* [Problem]:
Look through the material below for "教育是终生事业". Copy every line that contains it.

* [Task input]:
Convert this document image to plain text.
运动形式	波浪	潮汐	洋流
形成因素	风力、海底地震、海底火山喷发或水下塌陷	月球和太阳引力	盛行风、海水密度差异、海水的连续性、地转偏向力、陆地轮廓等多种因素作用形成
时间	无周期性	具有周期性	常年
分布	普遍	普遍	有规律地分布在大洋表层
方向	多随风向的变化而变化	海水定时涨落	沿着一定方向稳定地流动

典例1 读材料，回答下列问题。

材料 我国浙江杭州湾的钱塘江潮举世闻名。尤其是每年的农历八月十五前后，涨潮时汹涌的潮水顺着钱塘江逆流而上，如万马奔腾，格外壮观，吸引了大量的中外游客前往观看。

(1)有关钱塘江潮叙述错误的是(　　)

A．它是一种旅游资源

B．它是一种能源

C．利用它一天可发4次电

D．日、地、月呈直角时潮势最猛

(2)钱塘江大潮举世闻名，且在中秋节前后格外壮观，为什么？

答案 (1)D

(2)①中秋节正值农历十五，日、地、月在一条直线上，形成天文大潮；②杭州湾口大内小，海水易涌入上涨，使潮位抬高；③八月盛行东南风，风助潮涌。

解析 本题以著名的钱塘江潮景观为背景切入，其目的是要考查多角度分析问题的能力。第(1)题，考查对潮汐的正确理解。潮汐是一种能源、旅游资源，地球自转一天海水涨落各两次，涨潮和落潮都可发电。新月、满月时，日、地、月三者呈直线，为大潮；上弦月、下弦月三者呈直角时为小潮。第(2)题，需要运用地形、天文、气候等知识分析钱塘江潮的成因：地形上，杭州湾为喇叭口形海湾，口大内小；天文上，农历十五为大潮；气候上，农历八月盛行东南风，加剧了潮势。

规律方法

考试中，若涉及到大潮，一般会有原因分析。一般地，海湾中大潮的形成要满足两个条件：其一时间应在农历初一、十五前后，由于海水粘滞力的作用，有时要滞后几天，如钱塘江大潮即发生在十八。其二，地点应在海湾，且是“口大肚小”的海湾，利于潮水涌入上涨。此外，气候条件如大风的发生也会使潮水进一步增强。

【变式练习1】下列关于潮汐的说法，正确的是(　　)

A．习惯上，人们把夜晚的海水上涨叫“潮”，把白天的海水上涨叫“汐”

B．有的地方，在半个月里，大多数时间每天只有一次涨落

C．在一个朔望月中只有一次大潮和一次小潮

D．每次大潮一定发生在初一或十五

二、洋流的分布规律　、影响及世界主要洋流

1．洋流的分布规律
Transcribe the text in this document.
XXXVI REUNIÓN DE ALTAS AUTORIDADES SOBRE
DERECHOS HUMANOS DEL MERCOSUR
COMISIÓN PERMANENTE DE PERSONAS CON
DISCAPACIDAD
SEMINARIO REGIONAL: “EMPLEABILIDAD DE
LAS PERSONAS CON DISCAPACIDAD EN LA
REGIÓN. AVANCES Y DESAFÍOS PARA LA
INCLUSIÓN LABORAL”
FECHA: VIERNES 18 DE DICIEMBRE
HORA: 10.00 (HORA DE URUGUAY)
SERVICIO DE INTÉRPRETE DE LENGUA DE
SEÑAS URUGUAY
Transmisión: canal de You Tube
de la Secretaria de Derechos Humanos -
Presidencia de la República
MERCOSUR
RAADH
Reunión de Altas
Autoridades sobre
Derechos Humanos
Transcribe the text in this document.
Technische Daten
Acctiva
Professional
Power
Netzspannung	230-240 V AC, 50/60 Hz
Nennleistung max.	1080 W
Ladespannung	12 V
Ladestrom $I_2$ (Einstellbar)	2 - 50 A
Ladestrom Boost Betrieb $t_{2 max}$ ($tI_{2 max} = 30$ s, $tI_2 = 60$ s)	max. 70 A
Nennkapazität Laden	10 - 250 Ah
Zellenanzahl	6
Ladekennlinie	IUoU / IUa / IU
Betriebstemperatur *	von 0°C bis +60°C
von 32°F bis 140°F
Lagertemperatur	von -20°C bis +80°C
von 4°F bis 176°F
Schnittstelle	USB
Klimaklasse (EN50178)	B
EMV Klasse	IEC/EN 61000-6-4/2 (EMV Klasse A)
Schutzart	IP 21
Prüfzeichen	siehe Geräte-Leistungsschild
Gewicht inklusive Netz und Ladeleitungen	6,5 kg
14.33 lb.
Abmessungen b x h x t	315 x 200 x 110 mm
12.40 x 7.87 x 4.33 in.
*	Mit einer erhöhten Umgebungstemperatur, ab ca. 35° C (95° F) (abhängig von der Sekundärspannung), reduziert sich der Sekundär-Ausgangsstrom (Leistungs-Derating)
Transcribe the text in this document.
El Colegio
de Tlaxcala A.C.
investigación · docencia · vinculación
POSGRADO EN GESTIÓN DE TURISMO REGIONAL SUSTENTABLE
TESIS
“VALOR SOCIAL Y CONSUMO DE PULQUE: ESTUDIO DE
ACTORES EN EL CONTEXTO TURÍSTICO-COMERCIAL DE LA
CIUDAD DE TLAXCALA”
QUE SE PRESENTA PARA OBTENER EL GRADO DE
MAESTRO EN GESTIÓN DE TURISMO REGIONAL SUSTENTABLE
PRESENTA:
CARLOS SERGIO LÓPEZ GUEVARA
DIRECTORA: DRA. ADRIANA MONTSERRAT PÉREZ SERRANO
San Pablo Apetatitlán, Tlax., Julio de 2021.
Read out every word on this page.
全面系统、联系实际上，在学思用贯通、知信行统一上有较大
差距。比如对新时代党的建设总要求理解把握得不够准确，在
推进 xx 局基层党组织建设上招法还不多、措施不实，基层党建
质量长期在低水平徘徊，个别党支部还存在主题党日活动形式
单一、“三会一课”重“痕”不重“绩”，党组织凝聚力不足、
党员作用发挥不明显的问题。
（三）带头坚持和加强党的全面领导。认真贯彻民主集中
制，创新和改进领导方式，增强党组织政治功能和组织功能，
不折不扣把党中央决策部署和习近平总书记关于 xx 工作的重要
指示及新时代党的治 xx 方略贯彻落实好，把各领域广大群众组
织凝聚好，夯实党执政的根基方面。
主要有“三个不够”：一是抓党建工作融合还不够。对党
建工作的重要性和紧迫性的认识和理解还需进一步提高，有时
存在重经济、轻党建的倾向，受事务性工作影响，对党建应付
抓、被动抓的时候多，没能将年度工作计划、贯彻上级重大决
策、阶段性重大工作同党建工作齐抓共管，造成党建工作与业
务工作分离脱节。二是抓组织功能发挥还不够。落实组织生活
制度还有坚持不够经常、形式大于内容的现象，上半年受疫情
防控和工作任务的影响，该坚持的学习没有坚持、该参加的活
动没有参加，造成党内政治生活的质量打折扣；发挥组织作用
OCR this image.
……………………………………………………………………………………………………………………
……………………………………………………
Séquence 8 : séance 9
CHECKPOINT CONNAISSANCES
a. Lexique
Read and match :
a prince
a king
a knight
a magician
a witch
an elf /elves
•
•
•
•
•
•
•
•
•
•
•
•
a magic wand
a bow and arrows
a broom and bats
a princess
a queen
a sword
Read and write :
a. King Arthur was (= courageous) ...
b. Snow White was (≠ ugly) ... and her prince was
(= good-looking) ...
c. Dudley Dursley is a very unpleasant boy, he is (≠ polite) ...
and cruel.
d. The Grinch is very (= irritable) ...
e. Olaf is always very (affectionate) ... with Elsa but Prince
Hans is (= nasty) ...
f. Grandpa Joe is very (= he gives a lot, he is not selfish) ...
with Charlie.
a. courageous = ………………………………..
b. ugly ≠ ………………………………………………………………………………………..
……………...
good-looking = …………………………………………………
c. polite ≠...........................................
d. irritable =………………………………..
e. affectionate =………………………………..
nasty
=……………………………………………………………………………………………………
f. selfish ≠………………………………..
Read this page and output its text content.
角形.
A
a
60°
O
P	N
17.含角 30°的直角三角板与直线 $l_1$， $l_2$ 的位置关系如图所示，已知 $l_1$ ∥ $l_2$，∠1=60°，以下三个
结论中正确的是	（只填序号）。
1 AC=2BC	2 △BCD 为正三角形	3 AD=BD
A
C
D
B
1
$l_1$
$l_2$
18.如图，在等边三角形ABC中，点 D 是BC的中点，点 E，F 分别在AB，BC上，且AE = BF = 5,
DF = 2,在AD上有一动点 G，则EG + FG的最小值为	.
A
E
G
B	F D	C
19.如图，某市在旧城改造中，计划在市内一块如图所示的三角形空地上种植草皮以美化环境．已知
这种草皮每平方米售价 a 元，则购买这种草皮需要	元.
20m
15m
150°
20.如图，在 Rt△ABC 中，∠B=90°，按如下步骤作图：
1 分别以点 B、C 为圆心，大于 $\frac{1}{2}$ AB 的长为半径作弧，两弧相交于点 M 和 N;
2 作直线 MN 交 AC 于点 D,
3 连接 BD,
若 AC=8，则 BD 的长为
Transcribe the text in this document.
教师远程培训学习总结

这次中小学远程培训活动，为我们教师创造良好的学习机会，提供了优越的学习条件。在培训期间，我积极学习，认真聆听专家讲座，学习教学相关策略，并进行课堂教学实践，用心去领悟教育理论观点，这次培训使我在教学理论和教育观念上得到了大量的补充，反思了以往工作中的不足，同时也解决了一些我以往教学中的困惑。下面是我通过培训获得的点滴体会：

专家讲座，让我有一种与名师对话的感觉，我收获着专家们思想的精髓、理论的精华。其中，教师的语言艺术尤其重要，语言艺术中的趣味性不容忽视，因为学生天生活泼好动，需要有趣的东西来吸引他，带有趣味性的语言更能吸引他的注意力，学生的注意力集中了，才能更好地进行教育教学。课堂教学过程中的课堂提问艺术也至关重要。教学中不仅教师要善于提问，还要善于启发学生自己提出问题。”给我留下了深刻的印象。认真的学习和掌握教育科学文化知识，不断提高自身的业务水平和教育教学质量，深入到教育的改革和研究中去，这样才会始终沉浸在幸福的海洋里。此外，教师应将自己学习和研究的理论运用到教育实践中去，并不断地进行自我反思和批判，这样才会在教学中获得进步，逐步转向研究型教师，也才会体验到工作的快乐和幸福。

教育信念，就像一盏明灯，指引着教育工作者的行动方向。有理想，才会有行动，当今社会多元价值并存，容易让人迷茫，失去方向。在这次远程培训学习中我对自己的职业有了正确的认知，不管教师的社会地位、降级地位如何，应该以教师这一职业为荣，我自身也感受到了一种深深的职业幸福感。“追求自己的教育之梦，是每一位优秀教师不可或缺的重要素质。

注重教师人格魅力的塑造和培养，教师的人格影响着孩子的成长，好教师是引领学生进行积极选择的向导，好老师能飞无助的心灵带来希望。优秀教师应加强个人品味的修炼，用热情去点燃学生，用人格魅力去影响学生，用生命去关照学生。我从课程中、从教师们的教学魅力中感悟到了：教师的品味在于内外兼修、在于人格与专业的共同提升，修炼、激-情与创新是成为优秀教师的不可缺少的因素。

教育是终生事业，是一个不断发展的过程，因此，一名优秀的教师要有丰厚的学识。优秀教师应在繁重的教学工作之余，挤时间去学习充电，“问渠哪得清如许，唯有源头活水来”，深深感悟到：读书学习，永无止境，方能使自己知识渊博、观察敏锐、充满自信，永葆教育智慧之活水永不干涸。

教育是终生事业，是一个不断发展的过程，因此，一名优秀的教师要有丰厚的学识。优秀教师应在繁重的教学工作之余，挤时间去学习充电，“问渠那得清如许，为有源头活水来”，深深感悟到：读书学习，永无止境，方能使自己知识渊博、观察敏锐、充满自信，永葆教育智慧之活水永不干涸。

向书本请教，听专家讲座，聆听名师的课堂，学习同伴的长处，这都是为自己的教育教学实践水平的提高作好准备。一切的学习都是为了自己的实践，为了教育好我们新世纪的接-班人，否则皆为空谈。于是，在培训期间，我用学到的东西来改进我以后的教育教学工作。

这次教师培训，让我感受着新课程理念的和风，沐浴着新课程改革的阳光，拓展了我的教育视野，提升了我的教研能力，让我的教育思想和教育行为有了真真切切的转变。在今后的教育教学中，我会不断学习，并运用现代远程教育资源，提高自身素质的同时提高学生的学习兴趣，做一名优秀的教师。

* [Written solution]:
教育是终生事业，是一个不断发展的过程，因此，一名优秀的教师要有丰厚的学识。优秀教师应在繁重的教学工作之余，挤时间去学习充电，“问渠哪得清如许，唯有源头活水来”，深深感悟到：读书学习，永无止境，方能使自己知识渊博、观察敏锐、充满自信，永葆教育智慧之活水永不干涸。
教育是终生事业，是一个不断发展的过程，因此，一名优秀的教师要有丰厚的学识。优秀教师应在繁重的教学工作之余，挤时间去学习充电，“问渠那得清如许，为有源头活水来”，深深感悟到：读书学习，永无止境，方能使自己知识渊博、观察敏锐、充满自信，永葆教育智慧之活水永不干涸。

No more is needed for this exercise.